* Start DATA ENTRIES *

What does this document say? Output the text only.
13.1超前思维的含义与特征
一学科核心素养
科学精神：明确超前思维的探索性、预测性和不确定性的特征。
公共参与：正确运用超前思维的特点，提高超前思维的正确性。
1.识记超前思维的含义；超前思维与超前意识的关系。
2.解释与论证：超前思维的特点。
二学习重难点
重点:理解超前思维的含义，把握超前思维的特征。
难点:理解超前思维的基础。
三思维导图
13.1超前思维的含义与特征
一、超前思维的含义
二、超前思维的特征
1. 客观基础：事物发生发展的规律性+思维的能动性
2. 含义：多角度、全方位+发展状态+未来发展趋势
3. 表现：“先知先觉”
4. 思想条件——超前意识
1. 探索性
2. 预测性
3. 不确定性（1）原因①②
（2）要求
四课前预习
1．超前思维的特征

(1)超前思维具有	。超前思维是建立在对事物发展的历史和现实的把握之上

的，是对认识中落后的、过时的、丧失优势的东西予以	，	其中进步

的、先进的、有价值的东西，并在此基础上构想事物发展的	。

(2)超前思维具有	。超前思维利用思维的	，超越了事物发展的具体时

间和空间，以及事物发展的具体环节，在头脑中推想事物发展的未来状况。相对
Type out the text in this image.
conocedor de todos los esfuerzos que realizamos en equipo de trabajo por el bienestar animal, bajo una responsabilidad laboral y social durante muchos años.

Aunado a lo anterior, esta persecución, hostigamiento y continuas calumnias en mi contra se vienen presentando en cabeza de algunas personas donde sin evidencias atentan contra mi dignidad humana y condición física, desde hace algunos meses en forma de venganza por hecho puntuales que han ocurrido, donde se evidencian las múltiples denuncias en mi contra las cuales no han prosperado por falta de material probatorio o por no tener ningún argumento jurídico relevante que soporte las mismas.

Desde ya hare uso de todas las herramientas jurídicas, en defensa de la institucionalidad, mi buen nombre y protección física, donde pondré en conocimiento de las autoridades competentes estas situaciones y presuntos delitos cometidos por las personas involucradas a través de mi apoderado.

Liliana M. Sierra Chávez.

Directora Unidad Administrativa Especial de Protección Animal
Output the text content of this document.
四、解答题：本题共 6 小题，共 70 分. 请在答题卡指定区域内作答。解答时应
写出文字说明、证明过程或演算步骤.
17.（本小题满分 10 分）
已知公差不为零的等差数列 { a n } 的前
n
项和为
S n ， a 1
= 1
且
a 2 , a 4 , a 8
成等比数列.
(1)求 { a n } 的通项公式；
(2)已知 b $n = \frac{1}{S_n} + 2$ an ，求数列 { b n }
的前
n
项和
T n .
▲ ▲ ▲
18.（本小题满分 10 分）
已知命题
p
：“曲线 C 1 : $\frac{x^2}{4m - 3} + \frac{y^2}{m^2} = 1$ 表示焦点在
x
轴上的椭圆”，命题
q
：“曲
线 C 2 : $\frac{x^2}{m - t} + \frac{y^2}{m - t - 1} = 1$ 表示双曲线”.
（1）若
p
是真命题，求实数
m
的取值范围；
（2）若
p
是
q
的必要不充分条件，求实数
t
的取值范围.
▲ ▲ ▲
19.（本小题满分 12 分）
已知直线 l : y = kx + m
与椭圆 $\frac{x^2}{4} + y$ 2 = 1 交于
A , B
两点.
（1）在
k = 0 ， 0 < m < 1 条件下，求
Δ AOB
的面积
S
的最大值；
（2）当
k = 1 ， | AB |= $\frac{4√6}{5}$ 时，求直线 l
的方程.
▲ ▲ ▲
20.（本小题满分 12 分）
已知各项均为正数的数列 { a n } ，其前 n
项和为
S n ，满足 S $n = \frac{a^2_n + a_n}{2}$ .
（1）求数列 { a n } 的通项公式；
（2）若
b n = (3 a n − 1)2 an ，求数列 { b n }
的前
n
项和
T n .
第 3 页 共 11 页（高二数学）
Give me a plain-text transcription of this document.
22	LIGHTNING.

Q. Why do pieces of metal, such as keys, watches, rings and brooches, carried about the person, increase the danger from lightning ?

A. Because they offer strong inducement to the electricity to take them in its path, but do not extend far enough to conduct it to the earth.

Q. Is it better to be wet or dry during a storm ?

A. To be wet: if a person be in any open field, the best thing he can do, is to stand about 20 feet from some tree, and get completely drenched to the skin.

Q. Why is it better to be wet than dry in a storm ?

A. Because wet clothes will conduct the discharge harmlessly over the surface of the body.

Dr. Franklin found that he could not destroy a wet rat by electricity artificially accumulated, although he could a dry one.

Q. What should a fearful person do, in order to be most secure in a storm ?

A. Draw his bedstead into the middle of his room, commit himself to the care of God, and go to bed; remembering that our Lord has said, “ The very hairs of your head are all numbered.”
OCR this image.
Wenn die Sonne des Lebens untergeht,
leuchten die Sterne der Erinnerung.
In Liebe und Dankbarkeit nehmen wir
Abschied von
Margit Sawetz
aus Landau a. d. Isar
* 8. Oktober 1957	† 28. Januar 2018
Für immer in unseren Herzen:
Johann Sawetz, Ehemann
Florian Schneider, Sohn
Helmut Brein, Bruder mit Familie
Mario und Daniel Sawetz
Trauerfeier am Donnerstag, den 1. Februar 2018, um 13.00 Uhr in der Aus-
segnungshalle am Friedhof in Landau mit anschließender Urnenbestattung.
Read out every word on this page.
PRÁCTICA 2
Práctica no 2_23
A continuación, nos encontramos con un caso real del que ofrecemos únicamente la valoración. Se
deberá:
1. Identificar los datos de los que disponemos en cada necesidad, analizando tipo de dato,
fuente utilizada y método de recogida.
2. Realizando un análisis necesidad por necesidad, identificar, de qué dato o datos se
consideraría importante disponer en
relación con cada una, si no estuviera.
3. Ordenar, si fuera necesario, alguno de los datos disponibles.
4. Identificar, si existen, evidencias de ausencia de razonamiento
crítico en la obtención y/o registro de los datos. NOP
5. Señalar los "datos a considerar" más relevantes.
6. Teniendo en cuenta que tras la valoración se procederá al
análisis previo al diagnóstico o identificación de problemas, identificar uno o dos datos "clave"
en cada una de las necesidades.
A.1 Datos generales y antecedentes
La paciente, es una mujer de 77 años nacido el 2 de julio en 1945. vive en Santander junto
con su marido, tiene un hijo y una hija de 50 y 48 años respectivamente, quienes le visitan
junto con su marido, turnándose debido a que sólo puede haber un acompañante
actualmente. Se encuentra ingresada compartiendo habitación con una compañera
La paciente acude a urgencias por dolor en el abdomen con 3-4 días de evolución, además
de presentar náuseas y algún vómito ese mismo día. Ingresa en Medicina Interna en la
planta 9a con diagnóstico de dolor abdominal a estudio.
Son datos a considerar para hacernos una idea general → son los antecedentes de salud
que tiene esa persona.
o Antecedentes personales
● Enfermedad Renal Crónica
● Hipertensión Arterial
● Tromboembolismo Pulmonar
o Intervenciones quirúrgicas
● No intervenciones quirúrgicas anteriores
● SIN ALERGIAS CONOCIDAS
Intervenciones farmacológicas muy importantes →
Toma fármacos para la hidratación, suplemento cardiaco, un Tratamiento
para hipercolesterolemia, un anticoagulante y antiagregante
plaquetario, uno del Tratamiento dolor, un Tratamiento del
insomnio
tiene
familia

* End DATA ENTRIES *

### PROMPT
Set down each entry again, unchanged.

### WRITTEN ANSWER
What does this document say? Output the text only.
13.1超前思维的含义与特征
一学科核心素养
科学精神：明确超前思维的探索性、预测性和不确定性的特征。
公共参与：正确运用超前思维的特点，提高超前思维的正确性。
1.识记超前思维的含义；超前思维与超前意识的关系。
2.解释与论证：超前思维的特点。
二学习重难点
重点:理解超前思维的含义，把握超前思维的特征。
难点:理解超前思维的基础。
三思维导图
13.1超前思维的含义与特征
一、超前思维的含义
二、超前思维的特征
1. 客观基础：事物发生发展的规律性+思维的能动性
2. 含义：多角度、全方位+发展状态+未来发展趋势
3. 表现：“先知先觉”
4. 思想条件——超前意识
1. 探索性
2. 预测性
3. 不确定性（1）原因①②
（2）要求
四课前预习
1．超前思维的特征

(1)超前思维具有	。超前思维是建立在对事物发展的历史和现实的把握之上

的，是对认识中落后的、过时的、丧失优势的东西予以	，	其中进步

的、先进的、有价值的东西，并在此基础上构想事物发展的	。

(2)超前思维具有	。超前思维利用思维的	，超越了事物发展的具体时

间和空间，以及事物发展的具体环节，在头脑中推想事物发展的未来状况。相对
Type out the text in this image.
conocedor de todos los esfuerzos que realizamos en equipo de trabajo por el bienestar animal, bajo una responsabilidad laboral y social durante muchos años.

Aunado a lo anterior, esta persecución, hostigamiento y continuas calumnias en mi contra se vienen presentando en cabeza de algunas personas donde sin evidencias atentan contra mi dignidad humana y condición física, desde hace algunos meses en forma de venganza por hecho puntuales que han ocurrido, donde se evidencian las múltiples denuncias en mi contra las cuales no han prosperado por falta de material probatorio o por no tener ningún argumento jurídico relevante que soporte las mismas.

Desde ya hare uso de todas las herramientas jurídicas, en defensa de la institucionalidad, mi buen nombre y protección física, donde pondré en conocimiento de las autoridades competentes estas situaciones y presuntos delitos cometidos por las personas involucradas a través de mi apoderado.

Liliana M. Sierra Chávez.

Directora Unidad Administrativa Especial de Protección Animal
Output the text content of this document.
四、解答题：本题共 6 小题，共 70 分. 请在答题卡指定区域内作答。解答时应
写出文字说明、证明过程或演算步骤.
17.（本小题满分 10 分）
已知公差不为零的等差数列 { a n } 的前
n
项和为
S n ， a 1
= 1
且
a 2 , a 4 , a 8
成等比数列.
(1)求 { a n } 的通项公式；
(2)已知 b $n = \frac{1}{S_n} + 2$ an ，求数列 { b n }
的前
n
项和
T n .
▲ ▲ ▲
18.（本小题满分 10 分）
已知命题
p
：“曲线 C 1 : $\frac{x^2}{4m - 3} + \frac{y^2}{m^2} = 1$ 表示焦点在
x
轴上的椭圆”，命题
q
：“曲
线 C 2 : $\frac{x^2}{m - t} + \frac{y^2}{m - t - 1} = 1$ 表示双曲线”.
（1）若
p
是真命题，求实数
m
的取值范围；
（2）若
p
是
q
的必要不充分条件，求实数
t
的取值范围.
▲ ▲ ▲
19.（本小题满分 12 分）
已知直线 l : y = kx + m
与椭圆 $\frac{x^2}{4} + y$ 2 = 1 交于
A , B
两点.
（1）在
k = 0 ， 0 < m < 1 条件下，求
Δ AOB
的面积
S
的最大值；
（2）当
k = 1 ， | AB |= $\frac{4√6}{5}$ 时，求直线 l
的方程.
▲ ▲ ▲
20.（本小题满分 12 分）
已知各项均为正数的数列 { a n } ，其前 n
项和为
S n ，满足 S $n = \frac{a^2_n + a_n}{2}$ .
（1）求数列 { a n } 的通项公式；
（2）若
b n = (3 a n − 1)2 an ，求数列 { b n }
的前
n
项和
T n .
第 3 页 共 11 页（高二数学）
Give me a plain-text transcription of this document.
22	LIGHTNING.

Q. Why do pieces of metal, such as keys, watches, rings and brooches, carried about the person, increase the danger from lightning ?

A. Because they offer strong inducement to the electricity to take them in its path, but do not extend far enough to conduct it to the earth.

Q. Is it better to be wet or dry during a storm ?

A. To be wet: if a person be in any open field, the best thing he can do, is to stand about 20 feet from some tree, and get completely drenched to the skin.

Q. Why is it better to be wet than dry in a storm ?

A. Because wet clothes will conduct the discharge harmlessly over the surface of the body.

Dr. Franklin found that he could not destroy a wet rat by electricity artificially accumulated, although he could a dry one.

Q. What should a fearful person do, in order to be most secure in a storm ?

A. Draw his bedstead into the middle of his room, commit himself to the care of God, and go to bed; remembering that our Lord has said, “ The very hairs of your head are all numbered.”
OCR this image.
Wenn die Sonne des Lebens untergeht,
leuchten die Sterne der Erinnerung.
In Liebe und Dankbarkeit nehmen wir
Abschied von
Margit Sawetz
aus Landau a. d. Isar
* 8. Oktober 1957	† 28. Januar 2018
Für immer in unseren Herzen:
Johann Sawetz, Ehemann
Florian Schneider, Sohn
Helmut Brein, Bruder mit Familie
Mario und Daniel Sawetz
Trauerfeier am Donnerstag, den 1. Februar 2018, um 13.00 Uhr in der Aus-
segnungshalle am Friedhof in Landau mit anschließender Urnenbestattung.
Read out every word on this page.
PRÁCTICA 2
Práctica no 2_23
A continuación, nos encontramos con un caso real del que ofrecemos únicamente la valoración. Se
deberá:
1. Identificar los datos de los que disponemos en cada necesidad, analizando tipo de dato,
fuente utilizada y método de recogida.
2. Realizando un análisis necesidad por necesidad, identificar, de qué dato o datos se
consideraría importante disponer en
relación con cada una, si no estuviera.
3. Ordenar, si fuera necesario, alguno de los datos disponibles.
4. Identificar, si existen, evidencias de ausencia de razonamiento
crítico en la obtención y/o registro de los datos. NOP
5. Señalar los "datos a considerar" más relevantes.
6. Teniendo en cuenta que tras la valoración se procederá al
análisis previo al diagnóstico o identificación de problemas, identificar uno o dos datos "clave"
en cada una de las necesidades.
A.1 Datos generales y antecedentes
La paciente, es una mujer de 77 años nacido el 2 de julio en 1945. vive en Santander junto
con su marido, tiene un hijo y una hija de 50 y 48 años respectivamente, quienes le visitan
junto con su marido, turnándose debido a que sólo puede haber un acompañante
actualmente. Se encuentra ingresada compartiendo habitación con una compañera
La paciente acude a urgencias por dolor en el abdomen con 3-4 días de evolución, además
de presentar náuseas y algún vómito ese mismo día. Ingresa en Medicina Interna en la
planta 9a con diagnóstico de dolor abdominal a estudio.
Son datos a considerar para hacernos una idea general → son los antecedentes de salud
que tiene esa persona.
o Antecedentes personales
● Enfermedad Renal Crónica
● Hipertensión Arterial
● Tromboembolismo Pulmonar
o Intervenciones quirúrgicas
● No intervenciones quirúrgicas anteriores
● SIN ALERGIAS CONOCIDAS
Intervenciones farmacológicas muy importantes →
Toma fármacos para la hidratación, suplemento cardiaco, un Tratamiento
para hipercolesterolemia, un anticoagulante y antiagregante
plaquetario, uno del Tratamiento dolor, un Tratamiento del
insomnio
tiene
familia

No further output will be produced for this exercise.